======== Records provided

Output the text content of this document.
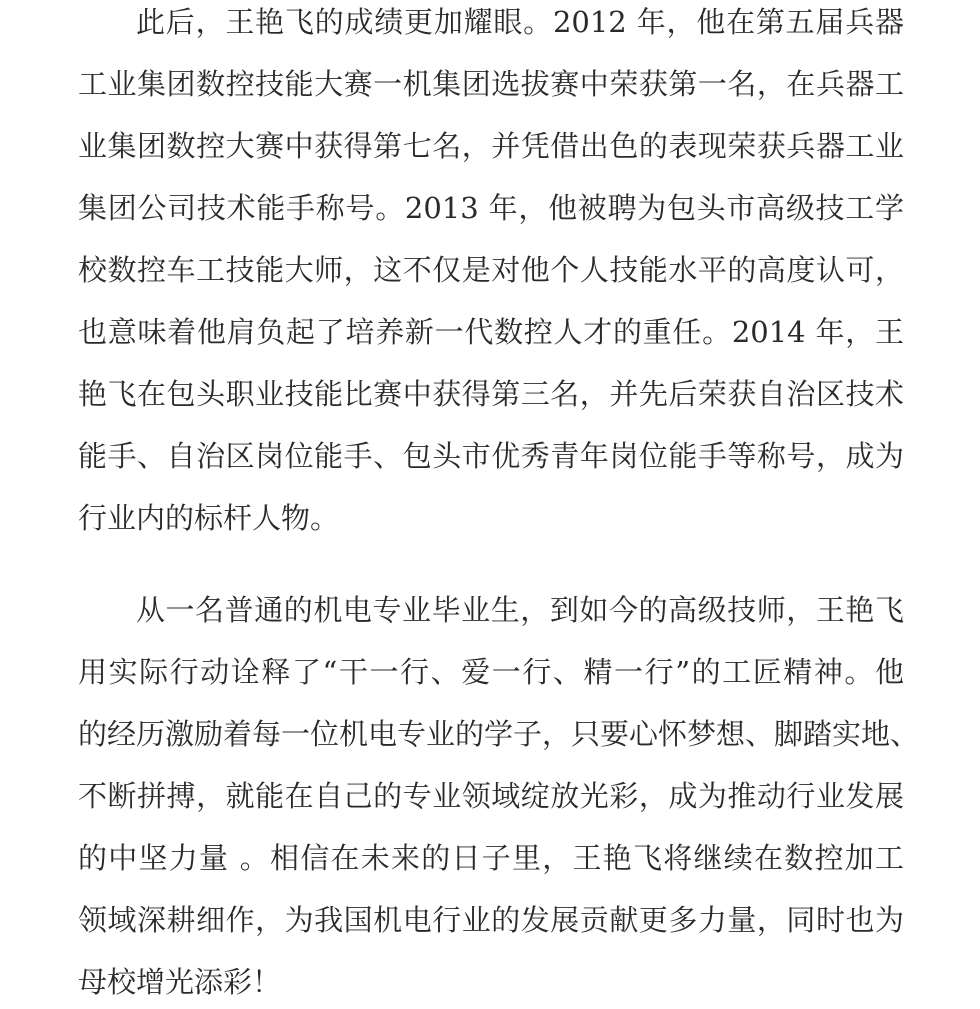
此后，王艳飞的成绩更加耀眼。2012 年，他在第五届兵器
工业集团数控技能大赛一机集团选拔赛中荣获第一名，在兵器工
业集团数控大赛中获得第七名，并凭借出色的表现荣获兵器工业
集团公司技术能手称号。2013 年，他被聘为包头市高级技工学
校数控车工技能大师，这不仅是对他个人技能水平的高度认可，
也意味着他肩负起了培养新一代数控人才的重任。2014 年，王
艳飞在包头职业技能比赛中获得第三名，并先后荣获自治区技术
能手、自治区岗位能手、包头市优秀青年岗位能手等称号，成为
行业内的标杆人物。
从一名普通的机电专业毕业生，到如今的高级技师，王艳飞
用实际行动诠释了“干一行、爱一行、精一行”的工匠精神。他
的经历激励着每一位机电专业的学子，只要心怀梦想、脚踏实地、
不断拼搏，就能在自己的专业领域绽放光彩，成为推动行业发展
的中坚力量 。相信在未来的日子里，王艳飞将继续在数控加工
领域深耕细作，为我国机电行业的发展贡献更多力量，同时也为
母校增光添彩！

================

Description of the task ->
Using the data above, write out every line exactly, leaving the images behind.

Reply ->
Output the text content of this document.
此后，王艳飞的成绩更加耀眼。2012 年，他在第五届兵器
工业集团数控技能大赛一机集团选拔赛中荣获第一名，在兵器工
业集团数控大赛中获得第七名，并凭借出色的表现荣获兵器工业
集团公司技术能手称号。2013 年，他被聘为包头市高级技工学
校数控车工技能大师，这不仅是对他个人技能水平的高度认可，
也意味着他肩负起了培养新一代数控人才的重任。2014 年，王
艳飞在包头职业技能比赛中获得第三名，并先后荣获自治区技术
能手、自治区岗位能手、包头市优秀青年岗位能手等称号，成为
行业内的标杆人物。
从一名普通的机电专业毕业生，到如今的高级技师，王艳飞
用实际行动诠释了“干一行、爱一行、精一行”的工匠精神。他
的经历激励着每一位机电专业的学子，只要心怀梦想、脚踏实地、
不断拼搏，就能在自己的专业领域绽放光彩，成为推动行业发展
的中坚力量 。相信在未来的日子里，王艳飞将继续在数控加工
领域深耕细作，为我国机电行业的发展贡献更多力量，同时也为
母校增光添彩！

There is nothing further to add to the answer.